* Exercise:
Transcribe the records in their entirety, exactly as given.

[Provided entries]

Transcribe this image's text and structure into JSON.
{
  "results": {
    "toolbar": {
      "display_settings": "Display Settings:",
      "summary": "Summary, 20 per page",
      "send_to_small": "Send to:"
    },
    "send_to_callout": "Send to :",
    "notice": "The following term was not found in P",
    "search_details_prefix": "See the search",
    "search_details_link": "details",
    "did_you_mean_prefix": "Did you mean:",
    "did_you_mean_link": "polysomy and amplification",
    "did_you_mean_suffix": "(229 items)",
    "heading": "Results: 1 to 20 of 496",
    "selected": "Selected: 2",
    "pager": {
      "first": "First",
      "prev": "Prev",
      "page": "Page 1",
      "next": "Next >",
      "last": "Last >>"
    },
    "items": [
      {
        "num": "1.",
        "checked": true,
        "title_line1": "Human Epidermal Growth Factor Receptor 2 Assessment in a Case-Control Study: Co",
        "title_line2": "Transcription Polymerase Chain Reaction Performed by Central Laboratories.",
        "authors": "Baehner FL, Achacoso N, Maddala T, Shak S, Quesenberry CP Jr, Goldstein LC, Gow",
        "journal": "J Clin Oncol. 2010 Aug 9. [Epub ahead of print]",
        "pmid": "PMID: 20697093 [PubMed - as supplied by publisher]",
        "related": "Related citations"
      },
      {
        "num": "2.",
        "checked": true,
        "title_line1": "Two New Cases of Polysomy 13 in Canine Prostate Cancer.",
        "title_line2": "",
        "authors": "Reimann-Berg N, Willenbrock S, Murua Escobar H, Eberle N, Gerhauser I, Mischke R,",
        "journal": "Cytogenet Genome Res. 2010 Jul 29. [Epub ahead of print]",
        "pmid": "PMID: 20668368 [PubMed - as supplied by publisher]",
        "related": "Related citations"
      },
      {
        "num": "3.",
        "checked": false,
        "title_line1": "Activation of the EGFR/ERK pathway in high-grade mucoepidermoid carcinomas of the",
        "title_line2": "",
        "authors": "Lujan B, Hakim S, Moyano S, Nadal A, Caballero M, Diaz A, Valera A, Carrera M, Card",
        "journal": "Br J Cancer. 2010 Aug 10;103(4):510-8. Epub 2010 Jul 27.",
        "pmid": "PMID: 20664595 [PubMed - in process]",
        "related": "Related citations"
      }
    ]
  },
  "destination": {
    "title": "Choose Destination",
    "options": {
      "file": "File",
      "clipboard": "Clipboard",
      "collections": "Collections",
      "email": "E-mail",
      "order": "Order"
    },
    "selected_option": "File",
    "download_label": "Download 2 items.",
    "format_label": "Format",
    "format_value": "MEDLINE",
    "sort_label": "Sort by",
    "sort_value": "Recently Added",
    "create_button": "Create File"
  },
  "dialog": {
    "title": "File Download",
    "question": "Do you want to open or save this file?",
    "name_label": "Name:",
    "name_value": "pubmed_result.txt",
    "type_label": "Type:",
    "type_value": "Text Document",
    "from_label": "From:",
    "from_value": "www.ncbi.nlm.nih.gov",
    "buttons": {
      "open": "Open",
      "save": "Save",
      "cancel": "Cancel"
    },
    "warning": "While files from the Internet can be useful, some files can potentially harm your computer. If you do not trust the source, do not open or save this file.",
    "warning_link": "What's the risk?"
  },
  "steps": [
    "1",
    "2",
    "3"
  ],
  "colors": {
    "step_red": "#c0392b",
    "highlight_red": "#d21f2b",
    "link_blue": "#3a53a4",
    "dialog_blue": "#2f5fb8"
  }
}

[/Provided entries]

* Solution:
Transcribe this image's text and structure into JSON.
{
  "results": {
    "toolbar": {
      "display_settings": "Display Settings:",
      "summary": "Summary, 20 per page",
      "send_to_small": "Send to:"
    },
    "send_to_callout": "Send to :",
    "notice": "The following term was not found in P",
    "search_details_prefix": "See the search",
    "search_details_link": "details",
    "did_you_mean_prefix": "Did you mean:",
    "did_you_mean_link": "polysomy and amplification",
    "did_you_mean_suffix": "(229 items)",
    "heading": "Results: 1 to 20 of 496",
    "selected": "Selected: 2",
    "pager": {
      "first": "First",
      "prev": "Prev",
      "page": "Page 1",
      "next": "Next >",
      "last": "Last >>"
    },
    "items": [
      {
        "num": "1.",
        "checked": true,
        "title_line1": "Human Epidermal Growth Factor Receptor 2 Assessment in a Case-Control Study: Co",
        "title_line2": "Transcription Polymerase Chain Reaction Performed by Central Laboratories.",
        "authors": "Baehner FL, Achacoso N, Maddala T, Shak S, Quesenberry CP Jr, Goldstein LC, Gow",
        "journal": "J Clin Oncol. 2010 Aug 9. [Epub ahead of print]",
        "pmid": "PMID: 20697093 [PubMed - as supplied by publisher]",
        "related": "Related citations"
      },
      {
        "num": "2.",
        "checked": true,
        "title_line1": "Two New Cases of Polysomy 13 in Canine Prostate Cancer.",
        "title_line2": "",
        "authors": "Reimann-Berg N, Willenbrock S, Murua Escobar H, Eberle N, Gerhauser I, Mischke R,",
        "journal": "Cytogenet Genome Res. 2010 Jul 29. [Epub ahead of print]",
        "pmid": "PMID: 20668368 [PubMed - as supplied by publisher]",
        "related": "Related citations"
      },
      {
        "num": "3.",
        "checked": false,
        "title_line1": "Activation of the EGFR/ERK pathway in high-grade mucoepidermoid carcinomas of the",
        "title_line2": "",
        "authors": "Lujan B, Hakim S, Moyano S, Nadal A, Caballero M, Diaz A, Valera A, Carrera M, Card",
        "journal": "Br J Cancer. 2010 Aug 10;103(4):510-8. Epub 2010 Jul 27.",
        "pmid": "PMID: 20664595 [PubMed - in process]",
        "related": "Related citations"
      }
    ]
  },
  "destination": {
    "title": "Choose Destination",
    "options": {
      "file": "File",
      "clipboard": "Clipboard",
      "collections": "Collections",
      "email": "E-mail",
      "order": "Order"
    },
    "selected_option": "File",
    "download_label": "Download 2 items.",
    "format_label": "Format",
    "format_value": "MEDLINE",
    "sort_label": "Sort by",
    "sort_value": "Recently Added",
    "create_button": "Create File"
  },
  "dialog": {
    "title": "File Download",
    "question": "Do you want to open or save this file?",
    "name_label": "Name:",
    "name_value": "pubmed_result.txt",
    "type_label": "Type:",
    "type_value": "Text Document",
    "from_label": "From:",
    "from_value": "www.ncbi.nlm.nih.gov",
    "buttons": {
      "open": "Open",
      "save": "Save",
      "cancel": "Cancel"
    },
    "warning": "While files from the Internet can be useful, some files can potentially harm your computer. If you do not trust the source, do not open or save this file.",
    "warning_link": "What's the risk?"
  },
  "steps": [
    "1",
    "2",
    "3"
  ],
  "colors": {
    "step_red": "#c0392b",
    "highlight_red": "#d21f2b",
    "link_blue": "#3a53a4",
    "dialog_blue": "#2f5fb8"
  }
}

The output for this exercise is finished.